Archive for the ‘ daddy stories ’ Category

The Second Child

Some, like the Bible for instance, say that God works in mysterious ways. I say God’s got some jokes. Our first-born seemed relatively easy. He’s a solid kid that stays out of trouble. He’s smart and teachable. He has an obvious listening skill deficiency, but in the process of discussing child-rearing with other parents of kids his age it seems that’s a common issue. Who really listens to their parents anyway?

Then, there’s our second child. Sure, he’s probably cuter than our first (although we as parents aren’t supposed to admit that). He has a laugh that will melt your heart and a smile that will brighten the night sky. However, behind those puppy dog eyes and innocent grin is a conniving, scheming, puppet master of T-R-O-U-B-L-E. I jest… I think.

I literally cannot say with certainty that if our second-born was our first-born that we would have more than one child. Barring a surprise bonus baby, the conversation on having the second would have been much longer if nothing else. Luckily for us, it worked out the way it did.

Disclaimer: In no way am I intending to state that I am disappointed in him, that I don’t love him, that he is destined for failure or life imprisonment, or any other negative connotation of the above text one might surmise.

Our second child is… different. Just like I am different than my younger sister. The real point of this post is not to bag on my second-born. Rather, it’s more of an awakening to my own parenting skills. We got lazy… complacent. The well-mannered spirit of our first-born made us arrogant. Look honey, our parenting skills are stellar. See how well he behaves – let’s make another and show the world how awesome we are as parents. Yes, let’s do that.

··········

### Set problem 1:
In the post about the second child, what does the writer say the first-born's well-mannered spirit made the parents?

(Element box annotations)
··········

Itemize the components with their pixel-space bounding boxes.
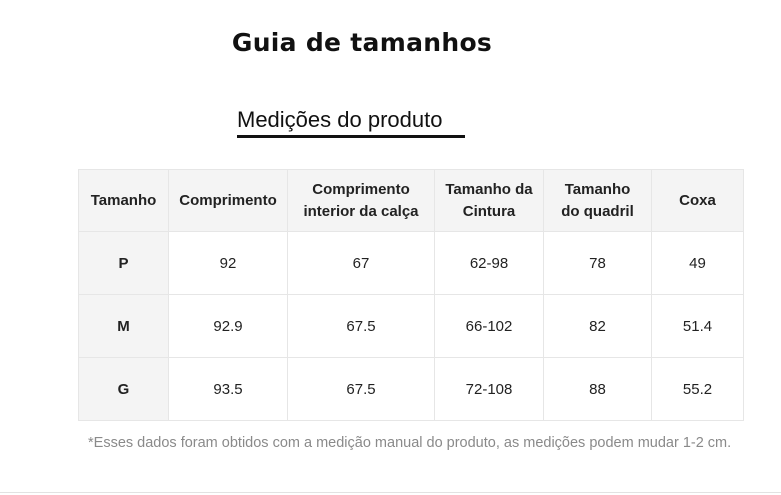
table-row: M 92.9 67.5 66-102 82 51.4 <box>78 294 744 358</box>
table-cell: 92.9 <box>168 294 288 358</box>
table-cell: 92 <box>168 231 288 295</box>
table-cell: 88 <box>543 357 652 421</box>
header-length: Comprimento <box>168 169 288 232</box>
size-cell: M <box>78 294 169 358</box>
section-title: Medições do produto <box>237 107 465 138</box>
table-cell: 49 <box>651 231 744 295</box>
size-cell: G <box>78 357 169 421</box>
table-cell: 66-102 <box>434 294 544 358</box>
header-size: Tamanho <box>78 169 169 232</box>
header-hip: Tamanho do quadril <box>543 169 652 232</box>
table-cell: 67.5 <box>287 294 435 358</box>
table-cell: 62-98 <box>434 231 544 295</box>
header-inseam: Comprimento interior da calça <box>287 169 435 232</box>
divider <box>0 492 781 493</box>
footnote: *Esses dados foram obtidos com a medição… <box>88 435 732 451</box>
table-header-row: Tamanho Comprimento Comprimento interior … <box>78 169 744 232</box>
header-thigh: Coxa <box>651 169 744 232</box>
table-row: P 92 67 62-98 78 49 <box>78 231 744 295</box>
table-cell: 51.4 <box>651 294 744 358</box>
page-title: Guia de tamanhos <box>231 28 493 57</box>
size-cell: P <box>78 231 169 295</box>
table-cell: 67 <box>287 231 435 295</box>
section-title-wrap: Medições do produto <box>237 107 465 138</box>
size-table: Tamanho Comprimento Comprimento interior … <box>78 169 744 421</box>
table-cell: 67.5 <box>287 357 435 421</box>
table-cell: 82 <box>543 294 652 358</box>
table-cell: 72-108 <box>434 357 544 421</box>
table-cell: 55.2 <box>651 357 744 421</box>
table-row: G 93.5 67.5 72-108 88 55.2 <box>78 357 744 421</box>
table-cell: 78 <box>543 231 652 295</box>
header-waist: Tamanho da Cintura <box>434 169 544 232</box>
table-cell: 93.5 <box>168 357 288 421</box>
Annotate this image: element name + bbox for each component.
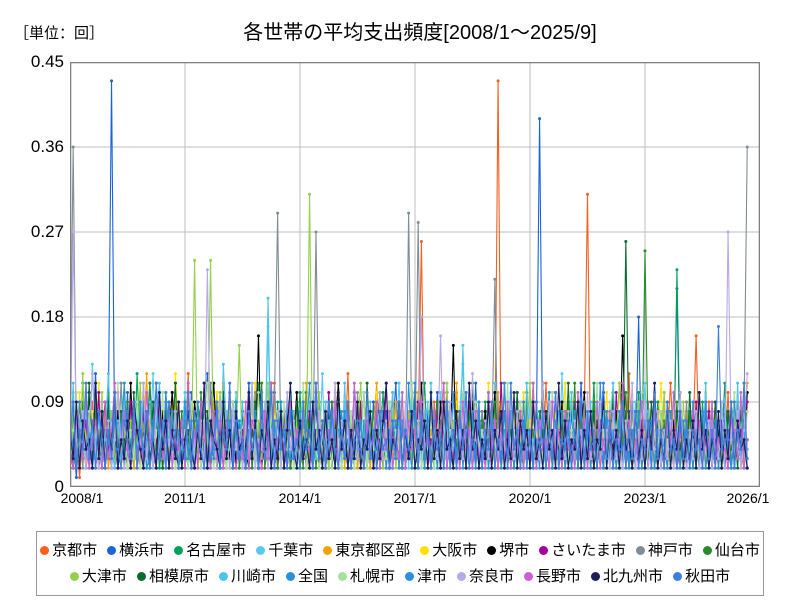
legend-label: 秋田市	[685, 567, 731, 585]
legend-marker-icon	[539, 545, 549, 555]
legend-label: 奈良市	[469, 567, 515, 585]
legend-marker-icon	[285, 571, 295, 581]
legend-marker-icon	[591, 571, 601, 581]
unit-label: ［単位：回］	[14, 25, 105, 42]
legend-marker-icon	[673, 571, 683, 581]
x-axis-tick-label: 2023/1	[623, 490, 667, 506]
legend-label: 全国	[297, 567, 328, 585]
legend-label: 大津市	[81, 567, 127, 585]
chart-svg	[70, 62, 760, 487]
legend-label: 川崎市	[230, 567, 276, 585]
legend-item[interactable]: 奈良市	[457, 569, 514, 584]
legend-marker-icon	[635, 545, 645, 555]
legend-marker-icon	[457, 571, 467, 581]
legend-item[interactable]: 川崎市	[218, 567, 276, 585]
legend-label: 相模原市	[148, 567, 209, 585]
chart-title: 各世帯の平均支出頻度[2008/1～2025/9]	[243, 22, 597, 44]
legend-item[interactable]: 北九州市	[591, 569, 663, 584]
legend-item[interactable]: 東京都区部	[323, 543, 410, 558]
x-axis-tick-label: 2026/1	[726, 490, 770, 506]
legend-row: 大津市 相模原市 川崎市 全国 札幌市 津市 奈良市 長野市 北九州市 秋田市	[41, 563, 759, 589]
legend-item[interactable]: 津市	[405, 569, 447, 584]
legend-label: 仙台市	[714, 541, 760, 559]
legend-label: 堺市	[499, 541, 530, 559]
legend-item[interactable]: 京都市	[40, 543, 97, 558]
chart-legend: 京都市 横浜市 名古屋市 千葉市 東京都区部 大阪市 堺市 さいたま市 神戸市 仙台市大津市 相模原…	[36, 531, 764, 596]
legend-marker-icon	[702, 545, 712, 555]
x-axis-tick-label: 2014/1	[278, 490, 322, 506]
legend-marker-icon	[256, 545, 266, 555]
legend-item[interactable]: 相模原市	[136, 567, 209, 585]
legend-item[interactable]: 堺市	[487, 543, 529, 558]
legend-item[interactable]: 神戸市	[635, 541, 693, 559]
plot-area	[70, 62, 760, 487]
legend-label: 長野市	[536, 567, 582, 585]
legend-label: 横浜市	[119, 541, 165, 559]
legend-marker-icon	[487, 545, 497, 555]
legend-marker-icon	[136, 571, 146, 581]
y-axis-labels: 0 0.09 0.18 0.27 0.36 0.45	[0, 52, 64, 496]
legend-label: 東京都区部	[335, 541, 411, 559]
legend-marker-icon	[337, 571, 347, 581]
legend-label: 神戸市	[647, 541, 693, 559]
legend-label: 名古屋市	[186, 541, 247, 559]
legend-marker-icon	[524, 571, 534, 581]
legend-label: 大阪市	[432, 541, 478, 559]
y-axis-tick-label: 0.45	[30, 52, 64, 71]
legend-item[interactable]: さいたま市	[539, 543, 626, 558]
legend-item[interactable]: 横浜市	[107, 543, 164, 558]
legend-item[interactable]: 大津市	[69, 567, 127, 585]
legend-label: 京都市	[52, 541, 98, 559]
legend-item[interactable]: 大阪市	[420, 543, 477, 558]
legend-item[interactable]: 秋田市	[673, 569, 730, 584]
legend-marker-icon	[40, 545, 50, 555]
y-axis-tick-label: 0	[54, 477, 64, 496]
legend-marker-icon	[323, 545, 333, 555]
legend-marker-icon	[218, 571, 228, 581]
legend-marker-icon	[174, 545, 184, 555]
legend-marker-icon	[69, 571, 79, 581]
x-axis-labels: 2008/1 2011/1 2014/1 2017/1 2020/1 2023/1 2026…	[0, 490, 800, 514]
legend-item[interactable]: 仙台市	[702, 541, 760, 559]
y-axis-tick-label: 0.18	[30, 307, 64, 326]
x-axis-tick-label: 2020/1	[508, 490, 552, 506]
x-axis-tick-label: 2017/1	[393, 490, 437, 506]
legend-label: 津市	[417, 567, 448, 585]
legend-label: 千葉市	[268, 541, 314, 559]
legend-label: 北九州市	[603, 567, 664, 585]
legend-item[interactable]: 長野市	[524, 569, 581, 584]
legend-item[interactable]: 全国	[285, 567, 328, 585]
legend-label: 札幌市	[349, 567, 395, 585]
legend-marker-icon	[405, 571, 414, 581]
legend-item[interactable]: 千葉市	[256, 543, 313, 558]
x-axis-tick-label: 2011/1	[164, 490, 206, 506]
legend-label: さいたま市	[551, 541, 626, 559]
plot-frame	[70, 62, 760, 487]
y-axis-tick-label: 0.36	[30, 137, 64, 156]
legend-marker-icon	[420, 545, 430, 555]
legend-item[interactable]: 名古屋市	[174, 543, 246, 558]
legend-marker-icon	[107, 545, 117, 555]
series-line	[70, 324, 749, 470]
x-axis-tick-label: 2008/1	[60, 490, 104, 506]
legend-row: 京都市 横浜市 名古屋市 千葉市 東京都区部 大阪市 堺市 さいたま市 神戸市 仙台市	[40, 537, 760, 563]
legend-item[interactable]: 札幌市	[337, 567, 395, 585]
y-axis-tick-label: 0.27	[30, 222, 64, 241]
y-axis-tick-label: 0.09	[30, 392, 64, 411]
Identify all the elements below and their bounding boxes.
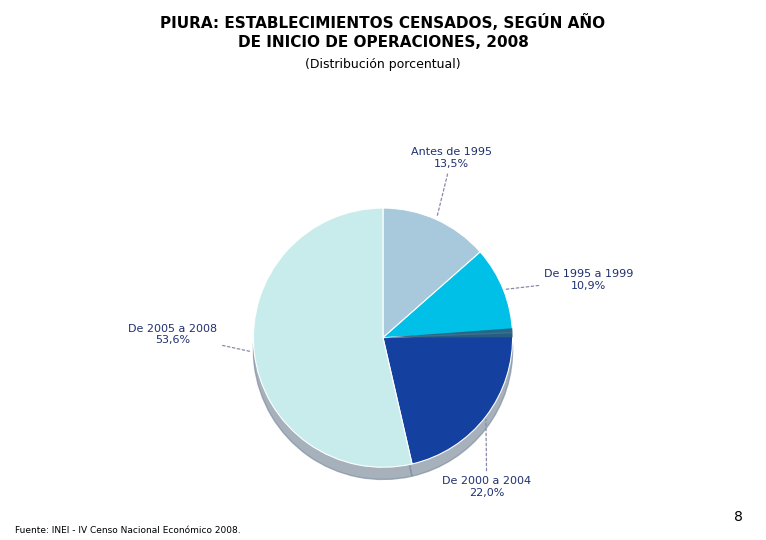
Wedge shape (254, 220, 412, 480)
Text: (Distribución porcentual): (Distribución porcentual) (305, 58, 461, 71)
Wedge shape (254, 208, 412, 467)
Text: De 1995 a 1999
10,9%: De 1995 a 1999 10,9% (506, 269, 633, 291)
Wedge shape (383, 252, 512, 338)
Text: 8: 8 (734, 510, 743, 524)
Text: Antes de 1995
13,5%: Antes de 1995 13,5% (411, 147, 492, 217)
Wedge shape (383, 333, 512, 464)
Text: De 2005 a 2008
53,6%: De 2005 a 2008 53,6% (128, 324, 251, 352)
Text: De 2000 a 2004
22,0%: De 2000 a 2004 22,0% (442, 419, 532, 498)
Text: DE INICIO DE OPERACIONES, 2008: DE INICIO DE OPERACIONES, 2008 (237, 35, 529, 50)
Wedge shape (383, 220, 480, 350)
Text: PIURA: ESTABLECIMIENTOS CENSADOS, SEGÚN AÑO: PIURA: ESTABLECIMIENTOS CENSADOS, SEGÚN … (160, 14, 606, 30)
Wedge shape (383, 208, 480, 338)
Text: Fuente: INEI - IV Censo Nacional Económico 2008.: Fuente: INEI - IV Censo Nacional Económi… (15, 525, 241, 535)
Wedge shape (383, 264, 512, 350)
Wedge shape (383, 345, 512, 476)
Wedge shape (383, 328, 512, 338)
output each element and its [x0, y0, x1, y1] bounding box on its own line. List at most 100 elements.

··········

### Set problem 2:
In the records, render the stretch from the line containing "Wedge shape (254, 220, 412, 480)" through the line containing "Text: De 2000 a 2004" as a Markdown table with columns n and Line, one numbered row per line, skipping blank lines.

### Complete response 1:
Arrogant.

### Complete response 2:
| n | Line |
|---|---|
| 1 | Wedge shape (254, 220, 412, 480) |
| 2 | Text: (Distribución porcentual): (Distribución porcentual) (305, 58, 461, 71) |
| 3 | Wedge shape (254, 208, 412, 467) |
| 4 | Text: De 1995 a 1999 |
| 5 | 10,9%: De 1995 a 1999 10,9% (506, 269, 633, 291) |
| 6 | Wedge shape (383, 252, 512, 338) |
| 7 | Text: 8: 8 (734, 510, 743, 524) |
| 8 | Text: Antes de 1995 |
| 9 | 13,5%: Antes de 1995 13,5% (411, 147, 492, 217) |
| 10 | Wedge shape (383, 333, 512, 464) |
| 11 | Text: De 2005 a 2008 |
| 12 | 53,6%: De 2005 a 2008 53,6% (128, 324, 251, 352) |
| 13 | Text: De 2000 a 2004 |